Task prompt:
Find how many lines in the material contain "role"; your answer should be that number alone.

----

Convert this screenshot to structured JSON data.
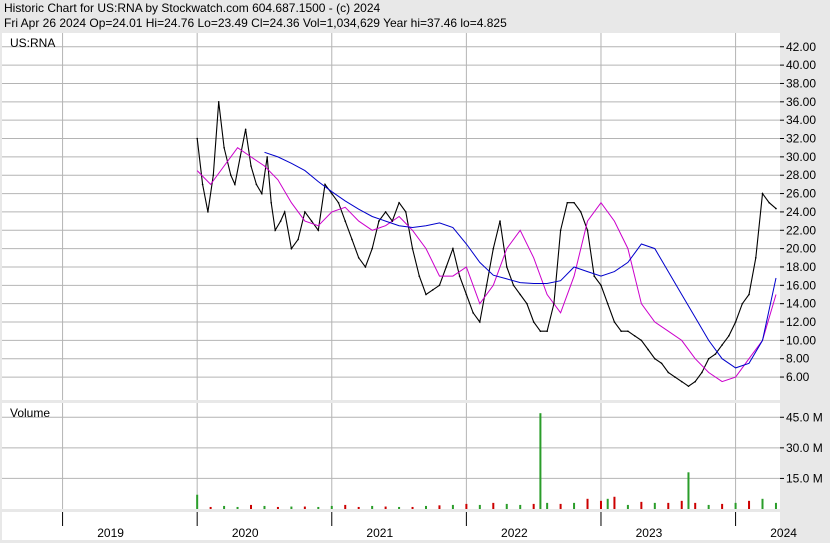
{
  "header": {
    "title": "Historic Chart for US:RNA by Stockwatch.com 604.687.1500 - (c) 2024",
    "summary": "Fri Apr 26 2024   Op=24.01  Hi=24.76  Lo=23.49  Cl=24.36  Vol=1,034,629  Year hi=37.46  lo=4.825"
  },
  "colors": {
    "price": "#000000",
    "ma_short": "#cc00cc",
    "ma_long": "#0000cc",
    "vol_up": "#2a9d2a",
    "vol_down": "#cc0000",
    "grid": "#b4b4b4",
    "panel": "#ffffff",
    "frame": "#e8e8e8"
  },
  "chart_data": [
    {
      "type": "line",
      "panel_label": "US:RNA",
      "y_ticks": [
        "42.00",
        "40.00",
        "38.00",
        "36.00",
        "34.00",
        "32.00",
        "30.00",
        "28.00",
        "26.00",
        "24.00",
        "22.00",
        "20.00",
        "18.00",
        "16.00",
        "14.00",
        "12.00",
        "10.00",
        "8.00",
        "6.00"
      ],
      "ylim": [
        3.5,
        43.5
      ],
      "x_ticks": [
        "2019",
        "2020",
        "2021",
        "2022",
        "2023",
        "2024"
      ],
      "x_tick_values": [
        2019.0,
        2020.0,
        2021.0,
        2022.0,
        2023.0,
        2024.0
      ],
      "xlim": [
        2018.55,
        2024.33
      ],
      "grid": true,
      "series": [
        {
          "role": "price",
          "x": [
            2020.0,
            2020.04,
            2020.08,
            2020.12,
            2020.16,
            2020.2,
            2020.25,
            2020.28,
            2020.32,
            2020.36,
            2020.4,
            2020.44,
            2020.48,
            2020.52,
            2020.55,
            2020.58,
            2020.62,
            2020.65,
            2020.7,
            2020.75,
            2020.8,
            2020.85,
            2020.9,
            2020.95,
            2021.0,
            2021.05,
            2021.1,
            2021.15,
            2021.2,
            2021.25,
            2021.3,
            2021.35,
            2021.4,
            2021.45,
            2021.5,
            2021.55,
            2021.6,
            2021.65,
            2021.7,
            2021.75,
            2021.8,
            2021.85,
            2021.9,
            2021.95,
            2022.0,
            2022.05,
            2022.1,
            2022.15,
            2022.2,
            2022.25,
            2022.3,
            2022.35,
            2022.4,
            2022.45,
            2022.5,
            2022.55,
            2022.6,
            2022.65,
            2022.7,
            2022.75,
            2022.8,
            2022.85,
            2022.9,
            2022.95,
            2023.0,
            2023.05,
            2023.1,
            2023.15,
            2023.2,
            2023.25,
            2023.3,
            2023.35,
            2023.4,
            2023.45,
            2023.5,
            2023.55,
            2023.6,
            2023.65,
            2023.7,
            2023.75,
            2023.8,
            2023.85,
            2023.9,
            2023.95,
            2024.0,
            2024.05,
            2024.1,
            2024.15,
            2024.2,
            2024.25,
            2024.3
          ],
          "values": [
            32,
            27,
            24,
            28,
            36,
            31,
            28,
            27,
            30,
            33,
            29,
            27,
            26,
            30,
            25,
            22,
            23,
            24,
            20,
            21,
            24,
            23,
            22,
            27,
            26,
            25,
            23,
            21,
            19,
            18,
            20,
            23,
            24,
            23,
            25,
            24,
            20,
            17,
            15,
            15.5,
            16,
            18,
            20,
            17,
            15,
            13,
            12,
            16,
            20,
            23,
            18,
            16,
            15,
            14,
            12,
            11,
            11,
            14,
            22,
            25,
            25,
            24,
            22,
            17,
            16,
            14,
            12,
            11,
            11,
            10.5,
            10,
            9,
            8,
            7.5,
            6.5,
            6,
            5.5,
            5,
            5.5,
            6.5,
            8,
            8.5,
            9.5,
            10.5,
            12,
            14,
            15,
            19,
            26,
            25,
            24.36
          ]
        },
        {
          "role": "short_moving_average",
          "x": [
            2020.0,
            2020.1,
            2020.2,
            2020.3,
            2020.4,
            2020.5,
            2020.6,
            2020.7,
            2020.8,
            2020.9,
            2021.0,
            2021.1,
            2021.2,
            2021.3,
            2021.4,
            2021.5,
            2021.6,
            2021.7,
            2021.8,
            2021.9,
            2022.0,
            2022.1,
            2022.2,
            2022.3,
            2022.4,
            2022.5,
            2022.6,
            2022.7,
            2022.8,
            2022.9,
            2023.0,
            2023.1,
            2023.2,
            2023.3,
            2023.4,
            2023.5,
            2023.6,
            2023.7,
            2023.8,
            2023.9,
            2024.0,
            2024.1,
            2024.2,
            2024.3
          ],
          "values": [
            28.5,
            27,
            29,
            31,
            30,
            29,
            27.5,
            25,
            23,
            22.5,
            24,
            24.5,
            23,
            22,
            22.5,
            23.5,
            22,
            20,
            17,
            17,
            18,
            14,
            16,
            20,
            22,
            19,
            15,
            13,
            17,
            23,
            25,
            23,
            20,
            14,
            12,
            11,
            10,
            8,
            6.5,
            5.5,
            6,
            8,
            10,
            15
          ]
        },
        {
          "role": "long_moving_average",
          "x": [
            2020.5,
            2020.6,
            2020.7,
            2020.8,
            2020.9,
            2021.0,
            2021.1,
            2021.2,
            2021.3,
            2021.4,
            2021.5,
            2021.6,
            2021.7,
            2021.8,
            2021.9,
            2022.0,
            2022.1,
            2022.2,
            2022.3,
            2022.4,
            2022.5,
            2022.6,
            2022.7,
            2022.8,
            2022.9,
            2023.0,
            2023.1,
            2023.2,
            2023.3,
            2023.4,
            2023.5,
            2023.6,
            2023.7,
            2023.8,
            2023.9,
            2024.0,
            2024.1,
            2024.2,
            2024.3
          ],
          "values": [
            30.5,
            30,
            29.3,
            28.5,
            27.3,
            26.2,
            25.2,
            24.3,
            23.5,
            23,
            22.5,
            22.3,
            22.5,
            22.8,
            22.3,
            20.5,
            18.5,
            17.1,
            16.7,
            16.3,
            16.2,
            16.2,
            16.5,
            18,
            17.5,
            17,
            17.5,
            18.5,
            20.5,
            20,
            17.5,
            15,
            12.5,
            10,
            8,
            7,
            7.5,
            10,
            16.8
          ]
        }
      ]
    },
    {
      "type": "bar",
      "panel_label": "Volume",
      "y_ticks": [
        "45.0 M",
        "30.0 M",
        "15.0 M"
      ],
      "ylim": [
        0,
        52
      ],
      "series": [
        {
          "name": "",
          "role": "volume",
          "x": [
            2020.0,
            2020.1,
            2020.2,
            2020.3,
            2020.4,
            2020.5,
            2020.6,
            2020.7,
            2020.8,
            2020.9,
            2021.0,
            2021.1,
            2021.2,
            2021.3,
            2021.4,
            2021.5,
            2021.6,
            2021.7,
            2021.8,
            2021.9,
            2022.0,
            2022.1,
            2022.2,
            2022.3,
            2022.4,
            2022.5,
            2022.55,
            2022.6,
            2022.7,
            2022.8,
            2022.9,
            2023.0,
            2023.05,
            2023.1,
            2023.2,
            2023.3,
            2023.4,
            2023.5,
            2023.6,
            2023.65,
            2023.7,
            2023.8,
            2023.9,
            2024.0,
            2024.1,
            2024.2,
            2024.3
          ],
          "values": [
            7,
            1,
            1.5,
            1,
            2,
            1.5,
            1,
            1.2,
            1.2,
            1,
            1.5,
            2,
            1,
            1.5,
            1.2,
            1,
            1,
            1.5,
            1.8,
            2,
            2.5,
            2,
            3,
            2.5,
            2,
            2.5,
            47,
            3,
            2.5,
            3,
            5,
            4,
            5,
            6,
            2,
            3.5,
            3,
            3,
            4,
            18,
            3,
            2,
            2.5,
            3,
            4,
            5,
            3
          ],
          "up": [
            1,
            0,
            1,
            1,
            0,
            1,
            0,
            1,
            0,
            1,
            1,
            0,
            0,
            1,
            0,
            1,
            0,
            1,
            0,
            1,
            0,
            1,
            0,
            1,
            1,
            0,
            1,
            1,
            0,
            1,
            0,
            0,
            1,
            0,
            1,
            0,
            1,
            0,
            0,
            1,
            0,
            1,
            0,
            1,
            0,
            1,
            1
          ]
        }
      ]
    }
  ]
}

----

Exercise answer:
4